'''

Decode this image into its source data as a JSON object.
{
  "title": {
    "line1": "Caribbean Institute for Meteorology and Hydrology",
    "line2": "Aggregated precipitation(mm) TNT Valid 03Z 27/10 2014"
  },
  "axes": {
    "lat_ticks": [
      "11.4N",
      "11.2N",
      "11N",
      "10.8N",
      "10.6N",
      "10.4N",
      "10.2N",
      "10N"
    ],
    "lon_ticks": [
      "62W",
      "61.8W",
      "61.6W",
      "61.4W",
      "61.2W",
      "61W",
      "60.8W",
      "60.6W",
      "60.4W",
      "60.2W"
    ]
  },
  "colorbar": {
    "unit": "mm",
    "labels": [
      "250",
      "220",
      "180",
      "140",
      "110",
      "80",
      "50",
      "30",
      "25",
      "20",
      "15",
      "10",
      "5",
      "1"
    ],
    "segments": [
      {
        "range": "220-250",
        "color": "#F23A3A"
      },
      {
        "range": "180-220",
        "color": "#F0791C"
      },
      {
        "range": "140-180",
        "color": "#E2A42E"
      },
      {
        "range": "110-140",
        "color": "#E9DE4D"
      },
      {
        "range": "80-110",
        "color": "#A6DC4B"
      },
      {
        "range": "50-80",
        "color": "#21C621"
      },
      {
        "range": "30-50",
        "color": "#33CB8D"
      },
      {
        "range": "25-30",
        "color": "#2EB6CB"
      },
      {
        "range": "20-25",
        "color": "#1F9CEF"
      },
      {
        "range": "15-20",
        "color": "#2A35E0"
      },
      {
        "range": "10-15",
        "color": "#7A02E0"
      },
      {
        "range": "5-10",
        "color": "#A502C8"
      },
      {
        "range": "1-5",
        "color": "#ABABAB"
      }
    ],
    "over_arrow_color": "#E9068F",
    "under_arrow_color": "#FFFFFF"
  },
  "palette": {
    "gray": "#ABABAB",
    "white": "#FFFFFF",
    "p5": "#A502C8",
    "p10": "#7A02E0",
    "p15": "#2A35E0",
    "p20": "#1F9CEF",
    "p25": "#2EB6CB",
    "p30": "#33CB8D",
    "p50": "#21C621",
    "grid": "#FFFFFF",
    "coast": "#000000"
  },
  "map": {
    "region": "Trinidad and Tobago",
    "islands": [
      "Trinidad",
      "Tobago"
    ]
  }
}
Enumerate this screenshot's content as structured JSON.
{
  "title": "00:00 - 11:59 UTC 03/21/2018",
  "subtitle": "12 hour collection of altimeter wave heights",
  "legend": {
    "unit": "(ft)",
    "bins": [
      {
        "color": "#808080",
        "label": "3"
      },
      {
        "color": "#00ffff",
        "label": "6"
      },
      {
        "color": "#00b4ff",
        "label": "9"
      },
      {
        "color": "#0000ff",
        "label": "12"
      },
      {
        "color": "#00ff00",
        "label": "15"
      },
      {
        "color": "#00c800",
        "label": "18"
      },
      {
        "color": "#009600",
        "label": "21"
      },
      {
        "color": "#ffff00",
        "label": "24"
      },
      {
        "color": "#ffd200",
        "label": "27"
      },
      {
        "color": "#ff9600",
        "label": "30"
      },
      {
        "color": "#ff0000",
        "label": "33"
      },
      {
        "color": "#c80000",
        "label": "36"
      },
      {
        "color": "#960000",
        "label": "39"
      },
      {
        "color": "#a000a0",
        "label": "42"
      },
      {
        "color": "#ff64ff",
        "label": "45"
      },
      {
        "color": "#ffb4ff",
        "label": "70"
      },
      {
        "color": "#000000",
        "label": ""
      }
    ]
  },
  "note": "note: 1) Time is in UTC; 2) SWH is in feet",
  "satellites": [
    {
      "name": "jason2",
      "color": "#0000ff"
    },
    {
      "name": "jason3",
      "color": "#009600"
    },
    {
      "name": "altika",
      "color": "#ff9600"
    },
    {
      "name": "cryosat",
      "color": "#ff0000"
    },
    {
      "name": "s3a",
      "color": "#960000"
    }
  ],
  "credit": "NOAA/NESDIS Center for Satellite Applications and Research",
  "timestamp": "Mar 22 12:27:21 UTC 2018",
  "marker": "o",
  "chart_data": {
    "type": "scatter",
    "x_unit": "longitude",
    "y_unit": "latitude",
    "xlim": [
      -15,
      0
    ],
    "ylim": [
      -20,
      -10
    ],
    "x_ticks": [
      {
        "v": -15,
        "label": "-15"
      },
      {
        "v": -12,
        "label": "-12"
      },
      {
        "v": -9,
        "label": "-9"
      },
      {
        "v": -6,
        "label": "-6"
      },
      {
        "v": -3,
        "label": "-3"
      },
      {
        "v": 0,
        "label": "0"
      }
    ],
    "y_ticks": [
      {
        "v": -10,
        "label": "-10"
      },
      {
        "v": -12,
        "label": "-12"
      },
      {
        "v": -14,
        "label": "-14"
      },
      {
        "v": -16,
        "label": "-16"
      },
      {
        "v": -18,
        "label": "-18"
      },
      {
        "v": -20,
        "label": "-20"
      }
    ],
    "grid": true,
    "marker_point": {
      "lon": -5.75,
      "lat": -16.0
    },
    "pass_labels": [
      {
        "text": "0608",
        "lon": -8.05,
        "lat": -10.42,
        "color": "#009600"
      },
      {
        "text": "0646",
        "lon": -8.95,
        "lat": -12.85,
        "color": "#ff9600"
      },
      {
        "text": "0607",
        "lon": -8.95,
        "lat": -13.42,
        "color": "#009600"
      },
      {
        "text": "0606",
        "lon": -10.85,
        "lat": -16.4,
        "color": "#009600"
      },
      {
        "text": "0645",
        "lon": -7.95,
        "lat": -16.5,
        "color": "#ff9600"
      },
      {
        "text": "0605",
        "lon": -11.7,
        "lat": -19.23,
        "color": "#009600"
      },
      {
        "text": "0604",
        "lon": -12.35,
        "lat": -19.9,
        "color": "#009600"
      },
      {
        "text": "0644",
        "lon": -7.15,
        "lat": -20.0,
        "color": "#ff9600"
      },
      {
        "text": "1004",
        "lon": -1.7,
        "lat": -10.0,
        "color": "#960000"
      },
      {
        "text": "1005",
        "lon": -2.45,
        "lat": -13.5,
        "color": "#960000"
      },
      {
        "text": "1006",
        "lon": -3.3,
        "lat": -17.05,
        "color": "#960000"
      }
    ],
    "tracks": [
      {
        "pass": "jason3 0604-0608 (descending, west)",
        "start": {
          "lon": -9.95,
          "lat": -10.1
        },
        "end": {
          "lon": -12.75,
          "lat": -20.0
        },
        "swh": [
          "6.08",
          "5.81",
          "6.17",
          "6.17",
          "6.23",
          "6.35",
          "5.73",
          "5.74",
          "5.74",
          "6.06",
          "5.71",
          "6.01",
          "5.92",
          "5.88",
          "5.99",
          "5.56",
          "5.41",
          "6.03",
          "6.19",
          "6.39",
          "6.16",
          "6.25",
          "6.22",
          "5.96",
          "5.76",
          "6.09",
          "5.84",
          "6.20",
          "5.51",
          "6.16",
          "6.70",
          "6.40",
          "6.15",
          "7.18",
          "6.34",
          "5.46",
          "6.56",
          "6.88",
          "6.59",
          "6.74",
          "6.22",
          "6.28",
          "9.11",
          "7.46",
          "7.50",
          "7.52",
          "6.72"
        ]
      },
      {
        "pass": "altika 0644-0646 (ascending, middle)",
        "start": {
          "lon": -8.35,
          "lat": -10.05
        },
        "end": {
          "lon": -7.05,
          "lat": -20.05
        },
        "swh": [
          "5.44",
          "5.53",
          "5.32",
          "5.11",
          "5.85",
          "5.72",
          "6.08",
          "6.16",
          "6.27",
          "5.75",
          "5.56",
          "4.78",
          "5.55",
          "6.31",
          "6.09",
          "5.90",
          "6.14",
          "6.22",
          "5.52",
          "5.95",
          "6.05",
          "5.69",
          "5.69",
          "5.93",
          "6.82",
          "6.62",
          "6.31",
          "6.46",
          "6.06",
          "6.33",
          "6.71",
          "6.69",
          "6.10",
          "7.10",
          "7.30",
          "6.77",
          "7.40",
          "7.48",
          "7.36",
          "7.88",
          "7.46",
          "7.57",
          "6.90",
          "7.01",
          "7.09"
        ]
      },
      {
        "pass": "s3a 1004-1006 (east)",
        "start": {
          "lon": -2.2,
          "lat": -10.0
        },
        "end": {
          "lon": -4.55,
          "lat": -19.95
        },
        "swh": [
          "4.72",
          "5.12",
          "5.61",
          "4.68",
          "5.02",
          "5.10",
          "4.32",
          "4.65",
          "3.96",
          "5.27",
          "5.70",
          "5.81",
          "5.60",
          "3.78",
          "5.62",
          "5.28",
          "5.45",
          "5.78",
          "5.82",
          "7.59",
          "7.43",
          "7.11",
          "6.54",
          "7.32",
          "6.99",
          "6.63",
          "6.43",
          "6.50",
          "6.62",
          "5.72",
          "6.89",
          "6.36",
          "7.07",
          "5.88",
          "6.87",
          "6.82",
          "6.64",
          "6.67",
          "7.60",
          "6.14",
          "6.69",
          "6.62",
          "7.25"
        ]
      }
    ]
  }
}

'''

Locate the word "text" in the entries, and copy every line where it is found.

• _Full output_
        "text": "0608",
        "text": "0646",
        "text": "0607",
        "text": "0606",
        "text": "0645",
        "text": "0605",
        "text": "0604",
        "text": "0644",
        "text": "1004",
        "text": "1005",
        "text": "1006",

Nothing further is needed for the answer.